TASK INSTRUCTIONS:
Show, in full, each line of the data that contains "JSON".

SUPPLIED RECORDS:
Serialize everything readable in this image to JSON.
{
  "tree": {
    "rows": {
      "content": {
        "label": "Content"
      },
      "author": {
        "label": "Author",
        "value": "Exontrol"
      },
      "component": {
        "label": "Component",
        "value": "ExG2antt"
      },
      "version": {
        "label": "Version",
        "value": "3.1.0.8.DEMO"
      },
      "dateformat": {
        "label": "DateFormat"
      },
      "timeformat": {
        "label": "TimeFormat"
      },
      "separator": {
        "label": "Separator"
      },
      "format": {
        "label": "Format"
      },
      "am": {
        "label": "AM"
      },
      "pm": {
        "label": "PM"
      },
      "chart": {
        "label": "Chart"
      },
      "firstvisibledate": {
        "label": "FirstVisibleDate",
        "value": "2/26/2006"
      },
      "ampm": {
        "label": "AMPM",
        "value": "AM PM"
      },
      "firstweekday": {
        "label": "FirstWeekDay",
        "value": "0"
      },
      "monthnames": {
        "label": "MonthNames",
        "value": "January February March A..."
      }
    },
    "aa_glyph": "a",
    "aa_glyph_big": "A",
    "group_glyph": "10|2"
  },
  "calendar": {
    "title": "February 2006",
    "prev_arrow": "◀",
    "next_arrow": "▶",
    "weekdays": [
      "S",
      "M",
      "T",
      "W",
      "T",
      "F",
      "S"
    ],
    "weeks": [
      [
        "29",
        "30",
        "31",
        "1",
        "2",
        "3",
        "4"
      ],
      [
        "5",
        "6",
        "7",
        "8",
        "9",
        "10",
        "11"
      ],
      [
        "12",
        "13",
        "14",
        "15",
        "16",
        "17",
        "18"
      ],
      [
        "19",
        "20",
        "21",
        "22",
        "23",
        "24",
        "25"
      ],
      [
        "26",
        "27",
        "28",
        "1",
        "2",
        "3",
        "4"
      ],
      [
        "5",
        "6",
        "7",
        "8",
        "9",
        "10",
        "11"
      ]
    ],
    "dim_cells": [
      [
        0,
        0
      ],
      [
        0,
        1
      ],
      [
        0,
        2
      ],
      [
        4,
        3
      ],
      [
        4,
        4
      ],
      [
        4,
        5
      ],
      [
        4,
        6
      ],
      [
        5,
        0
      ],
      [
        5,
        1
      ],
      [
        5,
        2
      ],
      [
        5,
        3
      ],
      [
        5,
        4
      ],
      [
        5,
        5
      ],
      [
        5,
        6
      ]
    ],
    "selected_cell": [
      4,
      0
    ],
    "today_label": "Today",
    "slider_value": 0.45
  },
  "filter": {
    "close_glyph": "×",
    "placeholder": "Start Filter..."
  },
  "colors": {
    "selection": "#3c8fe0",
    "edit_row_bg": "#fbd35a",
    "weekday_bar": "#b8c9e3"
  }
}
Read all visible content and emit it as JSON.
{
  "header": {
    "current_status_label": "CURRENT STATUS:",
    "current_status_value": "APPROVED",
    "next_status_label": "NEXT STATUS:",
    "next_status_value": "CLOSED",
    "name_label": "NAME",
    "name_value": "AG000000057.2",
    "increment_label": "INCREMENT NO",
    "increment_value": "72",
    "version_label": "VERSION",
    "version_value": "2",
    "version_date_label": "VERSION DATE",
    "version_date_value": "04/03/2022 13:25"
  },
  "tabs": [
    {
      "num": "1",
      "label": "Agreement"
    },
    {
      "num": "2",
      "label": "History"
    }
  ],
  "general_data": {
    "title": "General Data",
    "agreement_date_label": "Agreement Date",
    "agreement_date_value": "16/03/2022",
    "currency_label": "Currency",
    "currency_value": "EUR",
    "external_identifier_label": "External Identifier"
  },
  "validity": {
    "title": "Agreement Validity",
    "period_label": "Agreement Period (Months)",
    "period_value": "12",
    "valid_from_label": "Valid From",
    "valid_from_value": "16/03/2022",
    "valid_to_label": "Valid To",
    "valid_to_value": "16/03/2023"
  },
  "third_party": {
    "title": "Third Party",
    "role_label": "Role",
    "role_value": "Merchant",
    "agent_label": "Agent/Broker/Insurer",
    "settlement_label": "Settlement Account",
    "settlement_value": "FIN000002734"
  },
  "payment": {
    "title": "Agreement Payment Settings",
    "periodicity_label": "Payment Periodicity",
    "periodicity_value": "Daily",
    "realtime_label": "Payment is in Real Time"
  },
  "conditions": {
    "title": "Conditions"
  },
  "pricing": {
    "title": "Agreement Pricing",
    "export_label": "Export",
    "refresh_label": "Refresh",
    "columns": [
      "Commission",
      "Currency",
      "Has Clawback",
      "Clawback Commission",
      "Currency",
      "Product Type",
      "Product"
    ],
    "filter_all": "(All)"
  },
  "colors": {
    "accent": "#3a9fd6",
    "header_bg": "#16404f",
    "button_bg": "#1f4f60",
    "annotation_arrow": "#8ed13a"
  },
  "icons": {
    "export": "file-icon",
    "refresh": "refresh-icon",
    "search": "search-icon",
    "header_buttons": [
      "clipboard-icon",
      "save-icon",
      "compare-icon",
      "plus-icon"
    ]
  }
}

TASK ANSWER:
Serialize everything readable in this image to JSON.
Read all visible content and emit it as JSON.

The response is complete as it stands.